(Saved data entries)
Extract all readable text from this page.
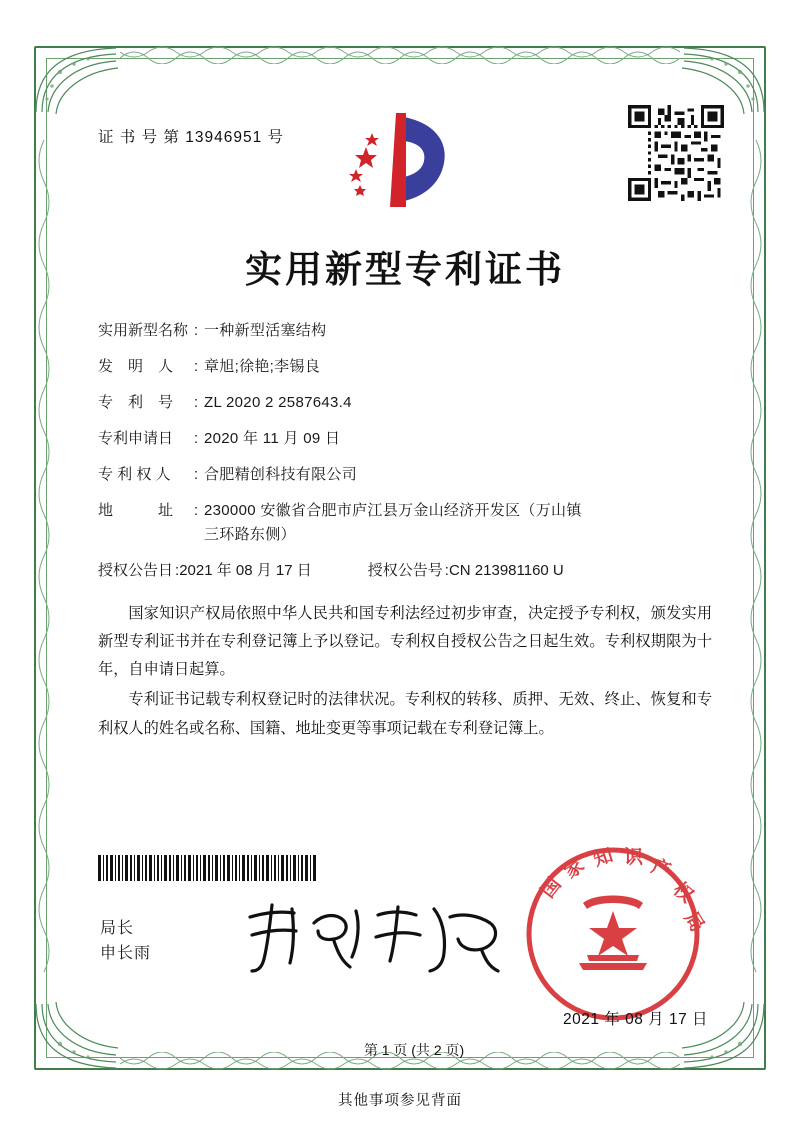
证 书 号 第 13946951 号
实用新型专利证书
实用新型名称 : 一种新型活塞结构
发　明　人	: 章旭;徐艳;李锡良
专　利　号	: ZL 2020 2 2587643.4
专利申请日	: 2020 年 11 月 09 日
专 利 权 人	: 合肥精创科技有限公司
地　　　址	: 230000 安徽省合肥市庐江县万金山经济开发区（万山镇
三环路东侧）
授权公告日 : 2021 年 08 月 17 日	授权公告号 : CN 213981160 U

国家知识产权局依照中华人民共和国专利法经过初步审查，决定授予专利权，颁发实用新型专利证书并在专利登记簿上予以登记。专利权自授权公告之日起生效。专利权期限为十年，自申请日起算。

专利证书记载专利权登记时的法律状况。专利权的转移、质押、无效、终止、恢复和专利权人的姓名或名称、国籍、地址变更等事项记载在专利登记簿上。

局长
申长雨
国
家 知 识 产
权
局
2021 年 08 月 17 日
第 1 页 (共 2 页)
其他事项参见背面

▸ Work instructions: Exact duplication of all the records is required; pictures are omitted from the copy.

▸ Exercise output:
Extract all readable text from this page.
证 书 号 第 13946951 号
实用新型专利证书
实用新型名称 : 一种新型活塞结构
发　明　人	: 章旭;徐艳;李锡良
专　利　号	: ZL 2020 2 2587643.4
专利申请日	: 2020 年 11 月 09 日
专 利 权 人	: 合肥精创科技有限公司
地　　　址	: 230000 安徽省合肥市庐江县万金山经济开发区（万山镇
三环路东侧）
授权公告日 : 2021 年 08 月 17 日	授权公告号 : CN 213981160 U

国家知识产权局依照中华人民共和国专利法经过初步审查，决定授予专利权，颁发实用新型专利证书并在专利登记簿上予以登记。专利权自授权公告之日起生效。专利权期限为十年，自申请日起算。

专利证书记载专利权登记时的法律状况。专利权的转移、质押、无效、终止、恢复和专利权人的姓名或名称、国籍、地址变更等事项记载在专利登记簿上。

局长
申长雨
国
家 知 识 产
权
局
2021 年 08 月 17 日
第 1 页 (共 2 页)
其他事项参见背面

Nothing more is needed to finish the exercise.